Extracted data entries:
|---|

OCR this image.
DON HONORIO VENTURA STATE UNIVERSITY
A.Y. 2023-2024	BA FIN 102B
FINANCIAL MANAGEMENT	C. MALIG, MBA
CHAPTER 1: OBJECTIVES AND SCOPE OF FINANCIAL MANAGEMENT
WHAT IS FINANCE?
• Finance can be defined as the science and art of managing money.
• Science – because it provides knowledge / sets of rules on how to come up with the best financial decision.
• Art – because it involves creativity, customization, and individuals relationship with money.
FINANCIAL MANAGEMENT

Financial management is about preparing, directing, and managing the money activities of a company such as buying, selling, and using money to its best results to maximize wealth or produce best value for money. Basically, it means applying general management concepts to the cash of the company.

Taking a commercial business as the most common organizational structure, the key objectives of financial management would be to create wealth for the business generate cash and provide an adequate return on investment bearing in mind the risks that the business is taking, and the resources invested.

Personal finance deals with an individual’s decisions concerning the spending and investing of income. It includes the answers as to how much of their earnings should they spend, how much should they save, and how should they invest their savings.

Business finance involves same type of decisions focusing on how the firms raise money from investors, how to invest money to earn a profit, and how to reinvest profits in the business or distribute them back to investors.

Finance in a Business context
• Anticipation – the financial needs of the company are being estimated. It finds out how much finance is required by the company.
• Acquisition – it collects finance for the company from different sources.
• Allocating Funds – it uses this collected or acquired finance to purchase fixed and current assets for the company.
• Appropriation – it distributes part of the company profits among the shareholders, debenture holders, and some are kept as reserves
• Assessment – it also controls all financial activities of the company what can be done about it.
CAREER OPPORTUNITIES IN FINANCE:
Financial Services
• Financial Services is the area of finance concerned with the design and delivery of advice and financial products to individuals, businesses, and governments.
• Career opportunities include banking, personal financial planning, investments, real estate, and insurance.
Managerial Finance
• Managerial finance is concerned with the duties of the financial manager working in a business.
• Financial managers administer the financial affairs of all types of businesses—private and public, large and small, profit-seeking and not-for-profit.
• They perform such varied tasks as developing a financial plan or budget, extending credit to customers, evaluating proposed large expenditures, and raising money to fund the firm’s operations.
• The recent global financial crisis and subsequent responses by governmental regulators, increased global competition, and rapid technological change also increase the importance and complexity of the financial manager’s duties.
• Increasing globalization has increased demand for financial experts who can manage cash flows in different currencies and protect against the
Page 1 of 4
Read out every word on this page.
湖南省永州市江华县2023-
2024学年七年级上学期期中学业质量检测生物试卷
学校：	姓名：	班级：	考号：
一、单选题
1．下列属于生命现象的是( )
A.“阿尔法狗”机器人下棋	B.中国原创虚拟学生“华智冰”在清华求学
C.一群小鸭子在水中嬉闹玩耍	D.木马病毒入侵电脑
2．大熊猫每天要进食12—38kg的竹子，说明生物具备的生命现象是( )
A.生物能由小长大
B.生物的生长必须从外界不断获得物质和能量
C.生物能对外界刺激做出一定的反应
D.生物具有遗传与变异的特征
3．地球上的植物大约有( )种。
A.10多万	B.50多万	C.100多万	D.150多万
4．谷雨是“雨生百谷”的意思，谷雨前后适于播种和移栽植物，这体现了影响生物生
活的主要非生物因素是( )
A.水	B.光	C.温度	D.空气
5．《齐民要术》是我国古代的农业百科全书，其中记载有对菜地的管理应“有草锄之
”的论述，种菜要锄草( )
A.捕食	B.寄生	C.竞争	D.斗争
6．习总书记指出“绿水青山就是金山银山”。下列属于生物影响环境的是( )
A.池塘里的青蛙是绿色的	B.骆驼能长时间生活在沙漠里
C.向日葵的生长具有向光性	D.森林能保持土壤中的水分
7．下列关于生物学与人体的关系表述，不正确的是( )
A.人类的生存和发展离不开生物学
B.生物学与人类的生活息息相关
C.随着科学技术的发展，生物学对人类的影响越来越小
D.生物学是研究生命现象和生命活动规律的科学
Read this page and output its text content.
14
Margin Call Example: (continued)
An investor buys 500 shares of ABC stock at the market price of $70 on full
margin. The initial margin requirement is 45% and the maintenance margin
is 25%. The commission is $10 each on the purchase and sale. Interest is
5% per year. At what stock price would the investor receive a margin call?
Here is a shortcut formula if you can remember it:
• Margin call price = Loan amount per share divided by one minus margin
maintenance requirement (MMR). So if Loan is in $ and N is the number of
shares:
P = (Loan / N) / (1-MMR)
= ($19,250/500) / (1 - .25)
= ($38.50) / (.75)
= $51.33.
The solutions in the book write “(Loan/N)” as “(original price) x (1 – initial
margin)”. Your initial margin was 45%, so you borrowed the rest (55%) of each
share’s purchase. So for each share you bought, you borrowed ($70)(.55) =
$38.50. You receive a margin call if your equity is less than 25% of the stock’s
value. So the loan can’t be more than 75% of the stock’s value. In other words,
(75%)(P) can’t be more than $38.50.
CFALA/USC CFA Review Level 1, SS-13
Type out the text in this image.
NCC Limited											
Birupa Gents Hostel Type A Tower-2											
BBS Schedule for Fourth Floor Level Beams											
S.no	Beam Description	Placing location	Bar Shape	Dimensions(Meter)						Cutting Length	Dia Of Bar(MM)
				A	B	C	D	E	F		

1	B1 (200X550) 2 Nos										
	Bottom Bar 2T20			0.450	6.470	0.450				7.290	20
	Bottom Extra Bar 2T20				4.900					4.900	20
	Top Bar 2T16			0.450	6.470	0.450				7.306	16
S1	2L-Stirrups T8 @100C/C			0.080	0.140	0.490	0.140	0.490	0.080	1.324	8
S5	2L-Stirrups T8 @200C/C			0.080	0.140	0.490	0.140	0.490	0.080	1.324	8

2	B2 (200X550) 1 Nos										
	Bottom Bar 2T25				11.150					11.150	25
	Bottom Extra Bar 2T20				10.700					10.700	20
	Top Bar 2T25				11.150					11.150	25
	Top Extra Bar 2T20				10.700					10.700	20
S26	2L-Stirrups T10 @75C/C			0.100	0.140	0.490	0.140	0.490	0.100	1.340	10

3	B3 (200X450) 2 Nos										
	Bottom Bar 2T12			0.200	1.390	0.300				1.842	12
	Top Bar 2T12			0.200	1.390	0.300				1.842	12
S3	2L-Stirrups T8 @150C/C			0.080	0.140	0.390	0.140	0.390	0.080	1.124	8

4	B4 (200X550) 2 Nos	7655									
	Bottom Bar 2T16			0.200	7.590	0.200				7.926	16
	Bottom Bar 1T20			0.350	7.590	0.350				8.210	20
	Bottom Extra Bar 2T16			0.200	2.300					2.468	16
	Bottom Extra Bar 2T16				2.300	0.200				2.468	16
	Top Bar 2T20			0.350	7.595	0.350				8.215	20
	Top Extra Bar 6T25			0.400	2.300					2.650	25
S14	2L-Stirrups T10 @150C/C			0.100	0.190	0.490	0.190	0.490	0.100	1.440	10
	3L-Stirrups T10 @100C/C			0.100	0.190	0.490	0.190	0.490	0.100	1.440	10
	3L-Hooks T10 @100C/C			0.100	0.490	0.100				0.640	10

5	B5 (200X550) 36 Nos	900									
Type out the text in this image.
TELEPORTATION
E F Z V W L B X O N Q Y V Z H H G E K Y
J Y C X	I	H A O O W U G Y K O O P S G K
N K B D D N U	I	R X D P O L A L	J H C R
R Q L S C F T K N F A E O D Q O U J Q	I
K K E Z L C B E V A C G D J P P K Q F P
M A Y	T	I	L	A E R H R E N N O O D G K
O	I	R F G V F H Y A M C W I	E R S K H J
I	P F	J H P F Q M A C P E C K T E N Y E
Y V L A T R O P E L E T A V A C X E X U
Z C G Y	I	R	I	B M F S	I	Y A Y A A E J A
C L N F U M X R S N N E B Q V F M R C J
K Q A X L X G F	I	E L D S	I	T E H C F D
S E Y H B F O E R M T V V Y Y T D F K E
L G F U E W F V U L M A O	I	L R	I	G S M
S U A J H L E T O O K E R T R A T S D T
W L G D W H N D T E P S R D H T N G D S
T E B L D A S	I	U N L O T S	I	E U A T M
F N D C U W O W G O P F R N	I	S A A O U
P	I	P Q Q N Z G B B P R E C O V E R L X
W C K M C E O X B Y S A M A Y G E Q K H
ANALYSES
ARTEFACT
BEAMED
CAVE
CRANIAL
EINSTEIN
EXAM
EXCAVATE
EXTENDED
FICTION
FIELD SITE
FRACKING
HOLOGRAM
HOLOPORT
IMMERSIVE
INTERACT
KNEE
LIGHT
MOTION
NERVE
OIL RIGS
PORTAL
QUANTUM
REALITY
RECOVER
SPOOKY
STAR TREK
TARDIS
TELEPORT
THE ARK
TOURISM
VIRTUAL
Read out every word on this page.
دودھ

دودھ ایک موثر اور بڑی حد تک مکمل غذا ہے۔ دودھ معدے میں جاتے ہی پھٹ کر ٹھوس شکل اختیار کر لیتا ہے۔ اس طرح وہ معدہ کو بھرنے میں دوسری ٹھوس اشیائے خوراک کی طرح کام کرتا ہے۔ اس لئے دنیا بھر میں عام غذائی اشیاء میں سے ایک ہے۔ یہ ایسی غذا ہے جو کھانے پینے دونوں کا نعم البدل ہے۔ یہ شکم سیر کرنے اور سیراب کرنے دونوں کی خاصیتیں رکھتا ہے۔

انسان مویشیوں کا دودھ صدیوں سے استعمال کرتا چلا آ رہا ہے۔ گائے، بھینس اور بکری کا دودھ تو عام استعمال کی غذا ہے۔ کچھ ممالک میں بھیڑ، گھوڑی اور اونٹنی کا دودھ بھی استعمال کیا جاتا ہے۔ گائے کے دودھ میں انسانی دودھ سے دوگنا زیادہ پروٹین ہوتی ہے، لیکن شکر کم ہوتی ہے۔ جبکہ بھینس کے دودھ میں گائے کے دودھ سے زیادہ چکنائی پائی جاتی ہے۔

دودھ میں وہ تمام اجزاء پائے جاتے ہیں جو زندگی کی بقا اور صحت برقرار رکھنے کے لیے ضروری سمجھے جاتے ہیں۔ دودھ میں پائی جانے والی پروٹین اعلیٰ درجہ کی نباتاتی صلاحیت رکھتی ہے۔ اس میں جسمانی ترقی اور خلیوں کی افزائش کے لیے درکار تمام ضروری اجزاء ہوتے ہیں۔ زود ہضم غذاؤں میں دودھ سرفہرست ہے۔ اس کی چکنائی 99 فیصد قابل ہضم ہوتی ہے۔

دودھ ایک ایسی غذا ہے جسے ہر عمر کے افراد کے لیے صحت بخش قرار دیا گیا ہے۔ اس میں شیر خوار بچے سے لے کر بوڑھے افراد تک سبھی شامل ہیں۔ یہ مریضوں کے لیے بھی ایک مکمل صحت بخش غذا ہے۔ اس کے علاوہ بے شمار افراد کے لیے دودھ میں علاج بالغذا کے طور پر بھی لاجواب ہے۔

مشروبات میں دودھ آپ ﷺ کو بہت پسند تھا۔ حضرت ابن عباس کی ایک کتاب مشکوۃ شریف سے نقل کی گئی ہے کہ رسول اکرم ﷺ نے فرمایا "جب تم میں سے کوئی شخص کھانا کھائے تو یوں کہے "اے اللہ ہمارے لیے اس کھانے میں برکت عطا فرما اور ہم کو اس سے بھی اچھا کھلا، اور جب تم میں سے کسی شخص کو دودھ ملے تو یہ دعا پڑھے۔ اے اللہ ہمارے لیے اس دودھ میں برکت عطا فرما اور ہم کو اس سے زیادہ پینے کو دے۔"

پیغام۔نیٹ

|---|

Pull out all lines in the data above that include "purchase".

*Answer to the task*.
• Allocating Funds – it uses this collected or acquired finance to purchase fixed and current assets for the company.
is 25%. The commission is $10 each on the purchase and sale. Interest is
share’s purchase. So for each share you bought, you borrowed ($70)(.55) =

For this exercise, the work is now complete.